--- start ---
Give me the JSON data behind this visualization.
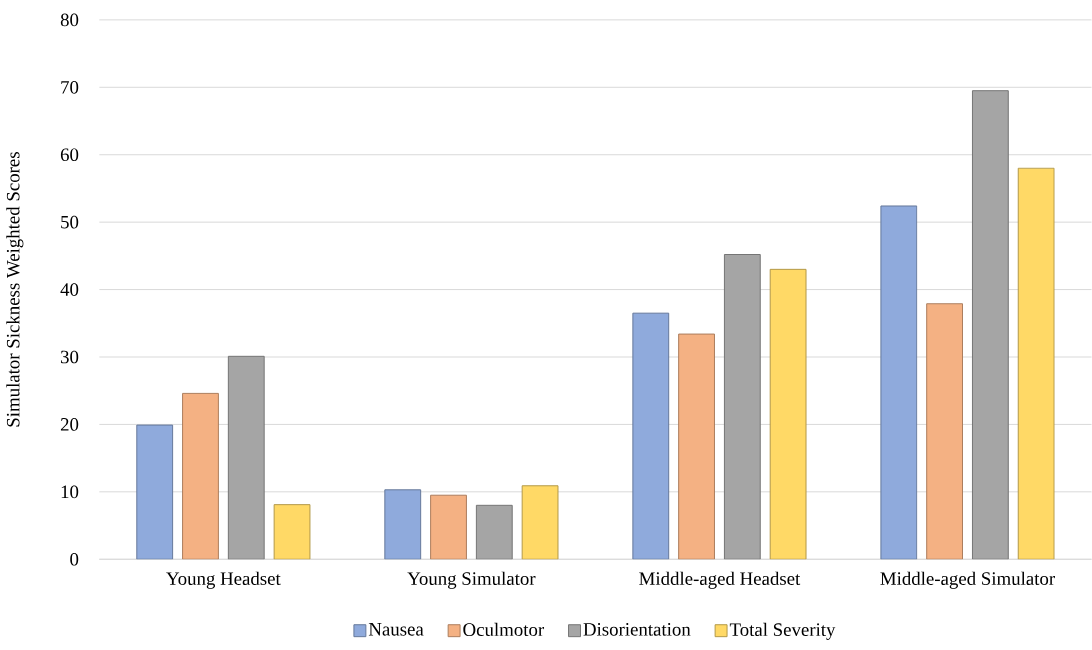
{
  "chart_data": {
    "type": "bar",
    "ylabel": "Simulator Sickness Weighted Scores",
    "categories": [
      "Young Headset",
      "Young Simulator",
      "Middle-aged Headset",
      "Middle-aged Simulator"
    ],
    "series": [
      {
        "name": "Nausea",
        "color": "#8faadc",
        "values": [
          19.9,
          10.3,
          36.5,
          52.4
        ]
      },
      {
        "name": "Oculmotor",
        "color": "#f4b183",
        "values": [
          24.6,
          9.5,
          33.4,
          37.9
        ]
      },
      {
        "name": "Disorientation",
        "color": "#a5a5a5",
        "values": [
          30.1,
          8.0,
          45.2,
          69.5
        ]
      },
      {
        "name": "Total Severity",
        "color": "#ffd966",
        "values": [
          8.1,
          10.9,
          43.0,
          58.0
        ]
      }
    ],
    "ylim": [
      0,
      80
    ],
    "yticks": [
      0,
      10,
      20,
      30,
      40,
      50,
      60,
      70,
      80
    ],
    "grid": "y",
    "legend": "bottom"
  }
}
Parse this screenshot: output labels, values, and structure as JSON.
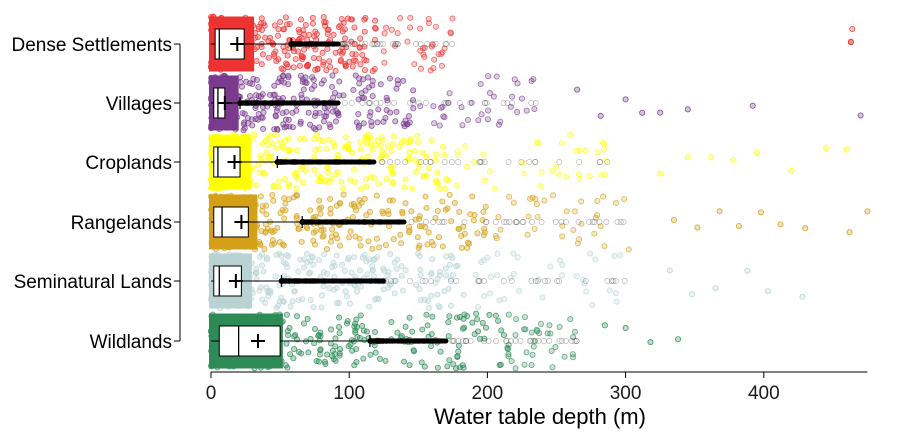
{
  "chart_data": {
    "type": "boxplot",
    "orientation": "horizontal",
    "xlabel": "Water table depth (m)",
    "xlim": [
      0,
      475
    ],
    "xticks": [
      0,
      100,
      200,
      300,
      400
    ],
    "grid": false,
    "legend": "none",
    "categories": [
      {
        "name": "Dense Settlements",
        "color": "#ee3333",
        "stats": {
          "min": 0,
          "q1": 3,
          "median": 6,
          "q3": 24,
          "mean": 19,
          "whisker_high": 58
        },
        "dense_max": 120,
        "sparse_max": 175,
        "outliers": [
          463,
          463,
          464
        ]
      },
      {
        "name": "Villages",
        "color": "#7a3b8f",
        "stats": {
          "min": 0,
          "q1": 2,
          "median": 5,
          "q3": 10,
          "mean": 10,
          "whisker_high": 21
        },
        "dense_max": 150,
        "sparse_max": 235,
        "outliers": [
          265,
          282,
          300,
          312,
          325,
          345,
          392,
          470
        ]
      },
      {
        "name": "Croplands",
        "color": "#ffff00",
        "stats": {
          "min": 0,
          "q1": 2,
          "median": 5,
          "q3": 21,
          "mean": 17,
          "whisker_high": 48
        },
        "dense_max": 175,
        "sparse_max": 295,
        "outliers": [
          325,
          345,
          362,
          378,
          395,
          420,
          445,
          460
        ]
      },
      {
        "name": "Rangelands",
        "color": "#d4a017",
        "stats": {
          "min": 0,
          "q1": 2,
          "median": 8,
          "q3": 27,
          "mean": 22,
          "whisker_high": 66
        },
        "dense_max": 200,
        "sparse_max": 310,
        "outliers": [
          335,
          352,
          368,
          382,
          398,
          412,
          430,
          462,
          475
        ]
      },
      {
        "name": "Seminatural Lands",
        "color": "#b9d3d3",
        "stats": {
          "min": 0,
          "q1": 2,
          "median": 6,
          "q3": 22,
          "mean": 18,
          "whisker_high": 51
        },
        "dense_max": 185,
        "sparse_max": 300,
        "outliers": [
          332,
          348,
          365,
          388,
          403,
          428
        ]
      },
      {
        "name": "Wildlands",
        "color": "#2e8b57",
        "stats": {
          "min": 0,
          "q1": 6,
          "median": 20,
          "q3": 50,
          "mean": 34,
          "whisker_high": 115
        },
        "dense_max": 215,
        "sparse_max": 265,
        "outliers": [
          285,
          300,
          318,
          338
        ]
      }
    ]
  }
}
--- end ---
## PROMPT
From the data above, copy each line that holds "JSON".

## SOLUTION BELOW
Give me the JSON data behind this visualization.
Parse this screenshot: output labels, values, and structure as JSON.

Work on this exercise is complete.